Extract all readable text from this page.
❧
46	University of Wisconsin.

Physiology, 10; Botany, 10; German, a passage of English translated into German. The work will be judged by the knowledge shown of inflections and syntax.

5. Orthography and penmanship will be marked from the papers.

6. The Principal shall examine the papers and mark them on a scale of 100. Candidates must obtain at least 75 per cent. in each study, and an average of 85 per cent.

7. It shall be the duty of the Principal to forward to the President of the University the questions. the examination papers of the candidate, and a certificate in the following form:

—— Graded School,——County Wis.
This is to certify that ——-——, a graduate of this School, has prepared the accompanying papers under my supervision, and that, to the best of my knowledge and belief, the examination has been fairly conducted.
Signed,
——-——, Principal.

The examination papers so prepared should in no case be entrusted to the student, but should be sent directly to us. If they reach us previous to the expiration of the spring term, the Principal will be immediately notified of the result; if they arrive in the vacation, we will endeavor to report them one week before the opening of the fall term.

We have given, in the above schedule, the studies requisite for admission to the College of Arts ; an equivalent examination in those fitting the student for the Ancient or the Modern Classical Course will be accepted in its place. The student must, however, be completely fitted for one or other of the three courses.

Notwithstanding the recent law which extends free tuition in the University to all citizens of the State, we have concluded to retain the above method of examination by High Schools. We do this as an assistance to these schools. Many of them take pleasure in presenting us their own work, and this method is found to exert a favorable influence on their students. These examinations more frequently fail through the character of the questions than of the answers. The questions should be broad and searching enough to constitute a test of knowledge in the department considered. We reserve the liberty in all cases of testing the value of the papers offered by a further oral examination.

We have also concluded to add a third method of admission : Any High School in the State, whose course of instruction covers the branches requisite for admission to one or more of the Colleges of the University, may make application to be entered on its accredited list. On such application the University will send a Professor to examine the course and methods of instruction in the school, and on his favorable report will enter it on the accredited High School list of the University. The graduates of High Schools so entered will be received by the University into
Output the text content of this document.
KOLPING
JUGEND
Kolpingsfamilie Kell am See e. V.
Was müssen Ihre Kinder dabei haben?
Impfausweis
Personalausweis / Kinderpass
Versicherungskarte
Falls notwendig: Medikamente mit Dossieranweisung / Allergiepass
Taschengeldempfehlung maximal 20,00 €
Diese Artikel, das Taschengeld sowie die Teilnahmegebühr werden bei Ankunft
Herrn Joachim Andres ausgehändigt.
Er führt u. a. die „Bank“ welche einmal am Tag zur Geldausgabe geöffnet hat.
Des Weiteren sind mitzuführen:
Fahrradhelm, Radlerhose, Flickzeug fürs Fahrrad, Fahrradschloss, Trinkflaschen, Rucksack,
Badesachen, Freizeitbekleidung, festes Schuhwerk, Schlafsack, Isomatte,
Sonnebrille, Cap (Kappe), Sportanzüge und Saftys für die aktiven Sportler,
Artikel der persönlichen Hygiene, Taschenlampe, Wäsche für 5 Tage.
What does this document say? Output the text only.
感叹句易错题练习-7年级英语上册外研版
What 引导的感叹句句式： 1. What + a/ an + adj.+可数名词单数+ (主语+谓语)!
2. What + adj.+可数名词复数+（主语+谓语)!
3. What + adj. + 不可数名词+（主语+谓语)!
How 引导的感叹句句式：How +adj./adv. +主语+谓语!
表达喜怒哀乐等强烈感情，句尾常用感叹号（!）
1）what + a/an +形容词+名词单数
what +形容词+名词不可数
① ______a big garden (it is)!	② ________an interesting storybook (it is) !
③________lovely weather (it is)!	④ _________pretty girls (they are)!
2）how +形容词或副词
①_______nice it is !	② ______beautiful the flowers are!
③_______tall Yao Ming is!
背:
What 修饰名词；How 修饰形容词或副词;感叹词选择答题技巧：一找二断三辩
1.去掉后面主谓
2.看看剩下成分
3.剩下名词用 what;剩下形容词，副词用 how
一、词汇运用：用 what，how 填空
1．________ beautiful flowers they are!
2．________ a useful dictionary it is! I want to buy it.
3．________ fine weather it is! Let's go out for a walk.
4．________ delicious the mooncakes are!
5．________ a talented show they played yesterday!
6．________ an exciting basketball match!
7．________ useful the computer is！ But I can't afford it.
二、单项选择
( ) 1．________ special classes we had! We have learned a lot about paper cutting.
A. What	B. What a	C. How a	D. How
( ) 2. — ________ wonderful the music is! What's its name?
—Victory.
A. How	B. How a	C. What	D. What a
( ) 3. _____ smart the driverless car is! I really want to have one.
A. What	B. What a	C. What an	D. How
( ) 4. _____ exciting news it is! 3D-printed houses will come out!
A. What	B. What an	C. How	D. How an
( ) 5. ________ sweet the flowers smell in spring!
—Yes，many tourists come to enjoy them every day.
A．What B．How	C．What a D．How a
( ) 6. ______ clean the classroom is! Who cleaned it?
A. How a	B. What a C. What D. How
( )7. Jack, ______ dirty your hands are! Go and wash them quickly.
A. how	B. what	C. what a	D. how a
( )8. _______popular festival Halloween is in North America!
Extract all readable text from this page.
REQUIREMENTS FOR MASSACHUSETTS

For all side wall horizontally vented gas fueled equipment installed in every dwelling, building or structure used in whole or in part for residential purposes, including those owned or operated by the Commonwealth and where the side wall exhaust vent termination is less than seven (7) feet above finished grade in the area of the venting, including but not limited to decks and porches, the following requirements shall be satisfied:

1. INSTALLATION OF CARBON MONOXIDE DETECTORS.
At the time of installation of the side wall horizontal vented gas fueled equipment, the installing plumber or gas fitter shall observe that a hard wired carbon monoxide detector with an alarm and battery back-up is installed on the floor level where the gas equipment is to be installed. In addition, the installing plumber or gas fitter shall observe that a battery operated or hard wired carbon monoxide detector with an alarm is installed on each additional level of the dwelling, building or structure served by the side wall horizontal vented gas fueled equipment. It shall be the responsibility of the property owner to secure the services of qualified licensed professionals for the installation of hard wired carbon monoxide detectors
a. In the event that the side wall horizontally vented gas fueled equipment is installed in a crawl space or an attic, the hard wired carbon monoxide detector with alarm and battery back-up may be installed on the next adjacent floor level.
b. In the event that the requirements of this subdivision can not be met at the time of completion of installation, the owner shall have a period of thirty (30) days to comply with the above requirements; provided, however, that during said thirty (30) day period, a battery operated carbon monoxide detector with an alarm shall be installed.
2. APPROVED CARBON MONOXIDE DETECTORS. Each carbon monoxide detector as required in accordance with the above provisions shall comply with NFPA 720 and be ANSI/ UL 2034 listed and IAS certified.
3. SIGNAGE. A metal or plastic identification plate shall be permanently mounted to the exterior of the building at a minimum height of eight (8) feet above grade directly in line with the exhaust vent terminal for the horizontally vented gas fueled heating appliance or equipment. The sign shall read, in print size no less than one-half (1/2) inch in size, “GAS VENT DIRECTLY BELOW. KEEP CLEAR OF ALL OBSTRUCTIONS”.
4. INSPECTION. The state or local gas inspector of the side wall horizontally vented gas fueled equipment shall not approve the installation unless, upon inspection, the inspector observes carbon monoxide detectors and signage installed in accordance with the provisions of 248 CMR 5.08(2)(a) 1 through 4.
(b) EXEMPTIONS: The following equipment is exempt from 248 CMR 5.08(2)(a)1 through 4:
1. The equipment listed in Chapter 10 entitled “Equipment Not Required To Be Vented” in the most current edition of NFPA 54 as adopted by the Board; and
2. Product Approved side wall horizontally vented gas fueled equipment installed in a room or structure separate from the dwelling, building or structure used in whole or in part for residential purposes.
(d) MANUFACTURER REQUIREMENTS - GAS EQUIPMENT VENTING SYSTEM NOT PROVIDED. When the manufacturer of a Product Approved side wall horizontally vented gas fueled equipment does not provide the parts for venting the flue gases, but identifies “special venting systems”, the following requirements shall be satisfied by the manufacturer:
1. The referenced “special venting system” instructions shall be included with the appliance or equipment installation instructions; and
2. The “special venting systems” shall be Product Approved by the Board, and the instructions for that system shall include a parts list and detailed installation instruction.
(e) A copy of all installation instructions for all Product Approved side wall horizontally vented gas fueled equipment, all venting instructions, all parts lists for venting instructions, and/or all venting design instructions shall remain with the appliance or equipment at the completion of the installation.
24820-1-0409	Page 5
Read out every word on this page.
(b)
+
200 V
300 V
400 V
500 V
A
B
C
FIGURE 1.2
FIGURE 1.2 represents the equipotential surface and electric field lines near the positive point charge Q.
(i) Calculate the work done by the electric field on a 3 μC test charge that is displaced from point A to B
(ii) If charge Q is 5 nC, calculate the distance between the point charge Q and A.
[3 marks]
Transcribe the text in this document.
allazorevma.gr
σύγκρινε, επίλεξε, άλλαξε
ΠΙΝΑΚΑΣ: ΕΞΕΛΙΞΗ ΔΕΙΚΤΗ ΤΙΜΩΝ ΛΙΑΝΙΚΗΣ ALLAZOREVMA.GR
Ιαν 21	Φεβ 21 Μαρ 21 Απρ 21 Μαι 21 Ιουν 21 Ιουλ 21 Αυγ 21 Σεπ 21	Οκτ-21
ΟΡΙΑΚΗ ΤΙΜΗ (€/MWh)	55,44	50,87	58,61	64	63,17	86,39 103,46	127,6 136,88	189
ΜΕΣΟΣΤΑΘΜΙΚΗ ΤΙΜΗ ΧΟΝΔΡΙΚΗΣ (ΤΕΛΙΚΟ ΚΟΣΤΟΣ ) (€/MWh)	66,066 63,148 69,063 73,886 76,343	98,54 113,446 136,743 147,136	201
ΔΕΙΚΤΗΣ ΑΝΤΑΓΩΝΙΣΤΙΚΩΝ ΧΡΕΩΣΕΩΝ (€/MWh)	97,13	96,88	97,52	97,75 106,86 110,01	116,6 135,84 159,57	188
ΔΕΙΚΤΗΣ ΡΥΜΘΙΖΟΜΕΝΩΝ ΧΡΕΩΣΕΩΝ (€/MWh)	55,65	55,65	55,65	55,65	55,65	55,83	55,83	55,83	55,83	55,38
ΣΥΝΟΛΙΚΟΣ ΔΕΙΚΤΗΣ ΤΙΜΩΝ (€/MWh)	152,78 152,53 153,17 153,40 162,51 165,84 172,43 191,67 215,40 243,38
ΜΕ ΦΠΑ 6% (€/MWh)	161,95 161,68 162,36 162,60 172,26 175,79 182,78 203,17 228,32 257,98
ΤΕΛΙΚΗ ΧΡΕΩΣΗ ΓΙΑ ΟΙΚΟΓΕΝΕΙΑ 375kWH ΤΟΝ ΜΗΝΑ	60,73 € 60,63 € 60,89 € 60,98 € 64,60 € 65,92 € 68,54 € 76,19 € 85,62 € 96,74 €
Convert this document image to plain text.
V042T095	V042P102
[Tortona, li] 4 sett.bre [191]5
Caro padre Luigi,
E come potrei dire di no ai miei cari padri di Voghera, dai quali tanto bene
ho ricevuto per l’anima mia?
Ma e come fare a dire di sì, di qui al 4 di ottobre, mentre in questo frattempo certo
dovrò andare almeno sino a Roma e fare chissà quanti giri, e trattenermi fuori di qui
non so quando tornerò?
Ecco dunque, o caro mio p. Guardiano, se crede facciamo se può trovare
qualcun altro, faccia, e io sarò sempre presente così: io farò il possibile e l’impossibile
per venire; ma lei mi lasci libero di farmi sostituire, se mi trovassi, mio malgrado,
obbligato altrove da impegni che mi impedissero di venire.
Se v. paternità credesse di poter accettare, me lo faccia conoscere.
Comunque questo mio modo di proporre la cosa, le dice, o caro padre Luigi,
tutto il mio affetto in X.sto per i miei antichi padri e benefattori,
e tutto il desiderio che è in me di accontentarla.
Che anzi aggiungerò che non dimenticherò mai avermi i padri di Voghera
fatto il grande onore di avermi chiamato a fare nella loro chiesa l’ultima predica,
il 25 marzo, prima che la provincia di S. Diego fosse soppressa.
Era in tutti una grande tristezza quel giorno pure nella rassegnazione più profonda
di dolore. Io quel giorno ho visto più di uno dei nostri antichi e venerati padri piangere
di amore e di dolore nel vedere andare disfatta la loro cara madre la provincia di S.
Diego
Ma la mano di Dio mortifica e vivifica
·····
**EXERCISE DIRECTIONS:** Identify every line above with the string "Output" in it. Copy those lines.

**RESPONSE BELOW:**
Output the text content of this document.
What does this document say? Output the text only.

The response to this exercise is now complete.